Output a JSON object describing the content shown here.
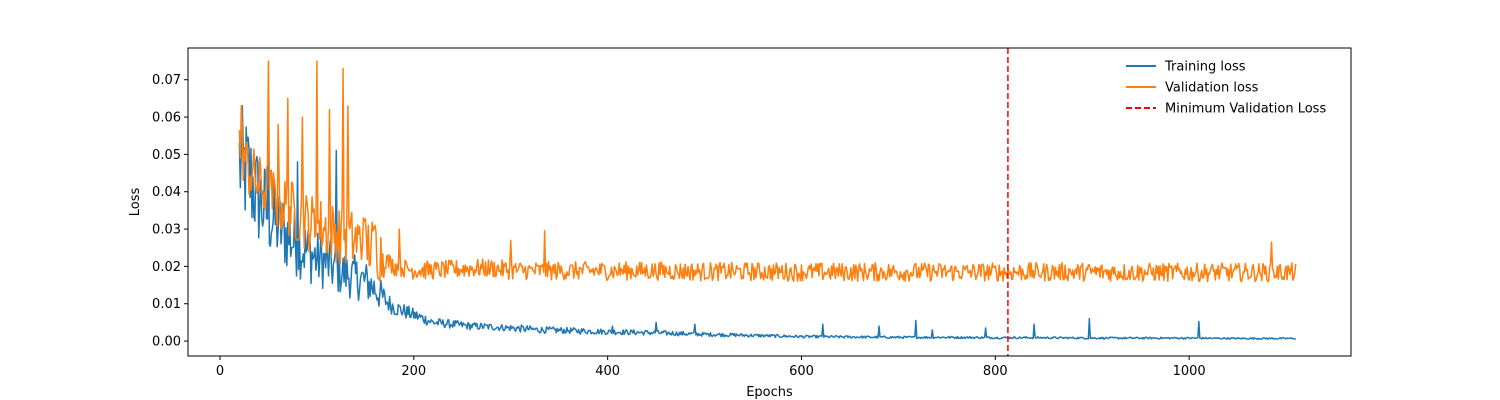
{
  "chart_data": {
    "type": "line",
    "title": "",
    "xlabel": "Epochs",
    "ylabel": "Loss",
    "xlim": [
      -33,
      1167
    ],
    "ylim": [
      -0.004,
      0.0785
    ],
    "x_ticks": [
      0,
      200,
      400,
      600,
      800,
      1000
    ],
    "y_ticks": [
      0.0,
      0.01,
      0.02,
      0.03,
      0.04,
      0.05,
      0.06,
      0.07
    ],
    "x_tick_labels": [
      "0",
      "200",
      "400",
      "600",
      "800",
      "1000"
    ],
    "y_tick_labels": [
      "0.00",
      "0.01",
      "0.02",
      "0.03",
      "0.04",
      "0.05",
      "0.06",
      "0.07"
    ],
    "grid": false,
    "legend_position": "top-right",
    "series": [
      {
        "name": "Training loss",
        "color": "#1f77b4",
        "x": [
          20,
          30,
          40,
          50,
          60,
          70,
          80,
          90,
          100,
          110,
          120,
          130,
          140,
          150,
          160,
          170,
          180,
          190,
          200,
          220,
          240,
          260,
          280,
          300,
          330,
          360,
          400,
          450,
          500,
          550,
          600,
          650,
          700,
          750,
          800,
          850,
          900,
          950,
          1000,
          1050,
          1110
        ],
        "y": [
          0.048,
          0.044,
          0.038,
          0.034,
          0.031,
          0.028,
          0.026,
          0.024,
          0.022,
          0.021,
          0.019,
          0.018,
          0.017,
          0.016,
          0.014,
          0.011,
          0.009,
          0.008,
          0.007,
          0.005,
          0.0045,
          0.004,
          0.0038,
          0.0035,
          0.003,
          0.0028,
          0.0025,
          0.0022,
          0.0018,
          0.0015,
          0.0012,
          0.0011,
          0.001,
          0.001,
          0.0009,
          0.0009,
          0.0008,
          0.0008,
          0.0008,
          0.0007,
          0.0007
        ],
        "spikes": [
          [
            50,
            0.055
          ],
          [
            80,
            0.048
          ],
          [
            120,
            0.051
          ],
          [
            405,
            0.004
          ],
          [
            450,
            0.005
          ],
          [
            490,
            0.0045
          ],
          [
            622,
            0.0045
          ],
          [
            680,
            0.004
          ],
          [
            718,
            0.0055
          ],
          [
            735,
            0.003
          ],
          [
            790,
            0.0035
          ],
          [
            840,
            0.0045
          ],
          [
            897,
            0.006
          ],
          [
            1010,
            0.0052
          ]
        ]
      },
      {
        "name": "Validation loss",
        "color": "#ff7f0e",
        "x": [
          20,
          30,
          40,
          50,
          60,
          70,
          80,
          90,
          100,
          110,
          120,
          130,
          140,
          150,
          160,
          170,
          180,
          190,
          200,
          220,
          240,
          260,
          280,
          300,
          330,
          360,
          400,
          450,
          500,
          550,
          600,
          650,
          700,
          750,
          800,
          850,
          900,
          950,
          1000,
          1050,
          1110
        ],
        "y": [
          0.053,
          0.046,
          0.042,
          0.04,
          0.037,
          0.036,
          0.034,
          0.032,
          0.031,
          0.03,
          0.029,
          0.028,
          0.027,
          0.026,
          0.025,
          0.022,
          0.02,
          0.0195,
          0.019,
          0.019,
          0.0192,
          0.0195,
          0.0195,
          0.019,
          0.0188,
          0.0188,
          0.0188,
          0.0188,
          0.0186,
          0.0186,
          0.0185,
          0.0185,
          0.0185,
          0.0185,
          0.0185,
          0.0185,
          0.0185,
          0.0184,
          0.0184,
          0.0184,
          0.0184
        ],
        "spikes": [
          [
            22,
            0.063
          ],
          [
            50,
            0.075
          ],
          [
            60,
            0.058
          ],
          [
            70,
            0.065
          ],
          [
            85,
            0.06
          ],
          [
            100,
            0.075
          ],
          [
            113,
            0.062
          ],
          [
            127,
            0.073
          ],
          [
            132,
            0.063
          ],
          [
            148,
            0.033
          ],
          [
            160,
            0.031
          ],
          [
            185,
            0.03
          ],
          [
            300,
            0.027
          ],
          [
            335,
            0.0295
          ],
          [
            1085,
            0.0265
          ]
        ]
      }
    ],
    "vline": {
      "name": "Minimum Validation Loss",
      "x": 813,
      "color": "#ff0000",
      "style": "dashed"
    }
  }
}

__________

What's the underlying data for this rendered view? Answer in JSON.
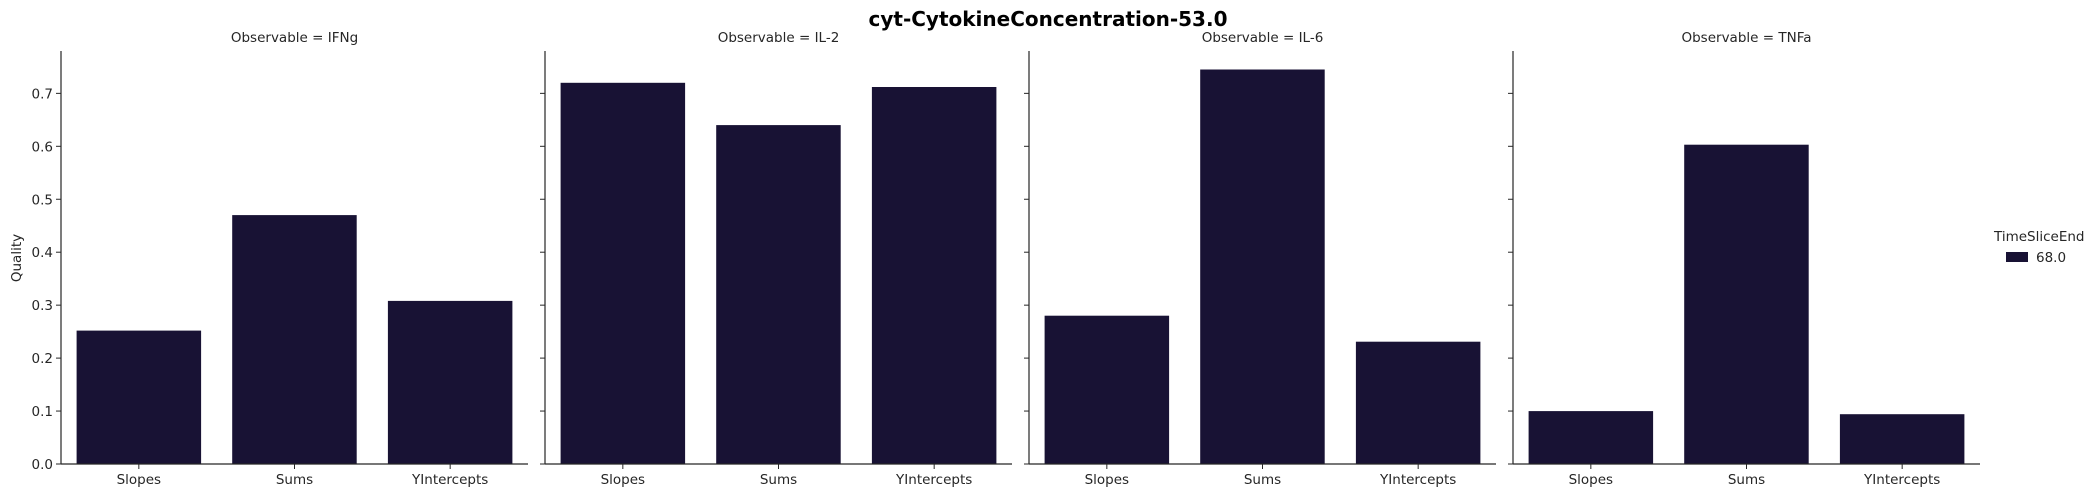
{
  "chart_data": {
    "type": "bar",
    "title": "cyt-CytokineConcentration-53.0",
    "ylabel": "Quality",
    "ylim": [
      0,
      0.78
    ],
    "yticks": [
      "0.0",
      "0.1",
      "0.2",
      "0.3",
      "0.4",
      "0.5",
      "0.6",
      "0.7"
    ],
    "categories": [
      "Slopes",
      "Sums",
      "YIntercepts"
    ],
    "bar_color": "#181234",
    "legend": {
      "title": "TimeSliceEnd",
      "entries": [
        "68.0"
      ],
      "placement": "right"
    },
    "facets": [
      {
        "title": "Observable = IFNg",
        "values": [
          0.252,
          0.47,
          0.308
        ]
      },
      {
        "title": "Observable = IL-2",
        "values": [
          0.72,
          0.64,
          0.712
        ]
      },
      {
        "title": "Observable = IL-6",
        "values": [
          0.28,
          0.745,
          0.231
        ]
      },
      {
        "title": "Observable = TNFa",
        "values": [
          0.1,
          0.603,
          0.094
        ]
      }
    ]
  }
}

__________

◆ Directions ◆
From the records above, pick out and copy each line holding the word "Observable".

◆ The result ◆
        "title": "Observable = IFNg",
        "title": "Observable = IL-2",
        "title": "Observable = IL-6",
        "title": "Observable = TNFa",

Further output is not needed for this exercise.